→ **SUPPLIED ENTRIES**
** Start **

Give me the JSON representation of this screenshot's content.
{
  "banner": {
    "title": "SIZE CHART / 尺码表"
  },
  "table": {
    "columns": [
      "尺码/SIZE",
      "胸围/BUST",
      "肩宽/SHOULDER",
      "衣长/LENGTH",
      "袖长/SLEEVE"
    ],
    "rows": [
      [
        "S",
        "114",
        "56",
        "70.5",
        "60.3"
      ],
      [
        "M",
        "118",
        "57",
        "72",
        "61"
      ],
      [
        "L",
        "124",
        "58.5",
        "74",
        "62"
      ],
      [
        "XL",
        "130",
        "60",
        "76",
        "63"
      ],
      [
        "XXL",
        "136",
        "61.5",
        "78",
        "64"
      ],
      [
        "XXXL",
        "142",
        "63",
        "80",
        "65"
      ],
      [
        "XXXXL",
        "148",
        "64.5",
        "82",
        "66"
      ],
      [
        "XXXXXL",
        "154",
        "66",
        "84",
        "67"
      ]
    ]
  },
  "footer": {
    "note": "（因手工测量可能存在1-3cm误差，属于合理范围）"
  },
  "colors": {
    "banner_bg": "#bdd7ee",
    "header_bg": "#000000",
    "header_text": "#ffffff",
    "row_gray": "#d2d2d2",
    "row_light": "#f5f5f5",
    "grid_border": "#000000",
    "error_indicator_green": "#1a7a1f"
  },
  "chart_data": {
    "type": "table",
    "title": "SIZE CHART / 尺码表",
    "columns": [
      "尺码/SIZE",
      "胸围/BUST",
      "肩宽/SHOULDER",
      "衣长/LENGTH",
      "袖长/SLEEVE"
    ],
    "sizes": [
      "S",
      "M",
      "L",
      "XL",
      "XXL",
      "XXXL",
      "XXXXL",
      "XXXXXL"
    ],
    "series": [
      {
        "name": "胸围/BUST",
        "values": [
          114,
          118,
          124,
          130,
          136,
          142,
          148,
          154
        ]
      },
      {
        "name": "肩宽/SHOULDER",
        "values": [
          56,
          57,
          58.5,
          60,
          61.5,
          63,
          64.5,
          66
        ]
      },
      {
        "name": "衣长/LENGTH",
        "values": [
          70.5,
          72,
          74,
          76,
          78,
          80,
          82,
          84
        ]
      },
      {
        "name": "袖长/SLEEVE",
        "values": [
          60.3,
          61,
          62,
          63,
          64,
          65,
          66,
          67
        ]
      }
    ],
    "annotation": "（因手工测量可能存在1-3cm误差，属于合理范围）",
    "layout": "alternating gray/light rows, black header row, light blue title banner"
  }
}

** End **

→ **TASK INSTRUCTIONS**
Your task is to output all of the data above word for word.

→ **COMPLETED TASK**
Give me the JSON representation of this screenshot's content.
{
  "banner": {
    "title": "SIZE CHART / 尺码表"
  },
  "table": {
    "columns": [
      "尺码/SIZE",
      "胸围/BUST",
      "肩宽/SHOULDER",
      "衣长/LENGTH",
      "袖长/SLEEVE"
    ],
    "rows": [
      [
        "S",
        "114",
        "56",
        "70.5",
        "60.3"
      ],
      [
        "M",
        "118",
        "57",
        "72",
        "61"
      ],
      [
        "L",
        "124",
        "58.5",
        "74",
        "62"
      ],
      [
        "XL",
        "130",
        "60",
        "76",
        "63"
      ],
      [
        "XXL",
        "136",
        "61.5",
        "78",
        "64"
      ],
      [
        "XXXL",
        "142",
        "63",
        "80",
        "65"
      ],
      [
        "XXXXL",
        "148",
        "64.5",
        "82",
        "66"
      ],
      [
        "XXXXXL",
        "154",
        "66",
        "84",
        "67"
      ]
    ]
  },
  "footer": {
    "note": "（因手工测量可能存在1-3cm误差，属于合理范围）"
  },
  "colors": {
    "banner_bg": "#bdd7ee",
    "header_bg": "#000000",
    "header_text": "#ffffff",
    "row_gray": "#d2d2d2",
    "row_light": "#f5f5f5",
    "grid_border": "#000000",
    "error_indicator_green": "#1a7a1f"
  },
  "chart_data": {
    "type": "table",
    "title": "SIZE CHART / 尺码表",
    "columns": [
      "尺码/SIZE",
      "胸围/BUST",
      "肩宽/SHOULDER",
      "衣长/LENGTH",
      "袖长/SLEEVE"
    ],
    "sizes": [
      "S",
      "M",
      "L",
      "XL",
      "XXL",
      "XXXL",
      "XXXXL",
      "XXXXXL"
    ],
    "series": [
      {
        "name": "胸围/BUST",
        "values": [
          114,
          118,
          124,
          130,
          136,
          142,
          148,
          154
        ]
      },
      {
        "name": "肩宽/SHOULDER",
        "values": [
          56,
          57,
          58.5,
          60,
          61.5,
          63,
          64.5,
          66
        ]
      },
      {
        "name": "衣长/LENGTH",
        "values": [
          70.5,
          72,
          74,
          76,
          78,
          80,
          82,
          84
        ]
      },
      {
        "name": "袖长/SLEEVE",
        "values": [
          60.3,
          61,
          62,
          63,
          64,
          65,
          66,
          67
        ]
      }
    ],
    "annotation": "（因手工测量可能存在1-3cm误差，属于合理范围）",
    "layout": "alternating gray/light rows, black header row, light blue title banner"
  }
}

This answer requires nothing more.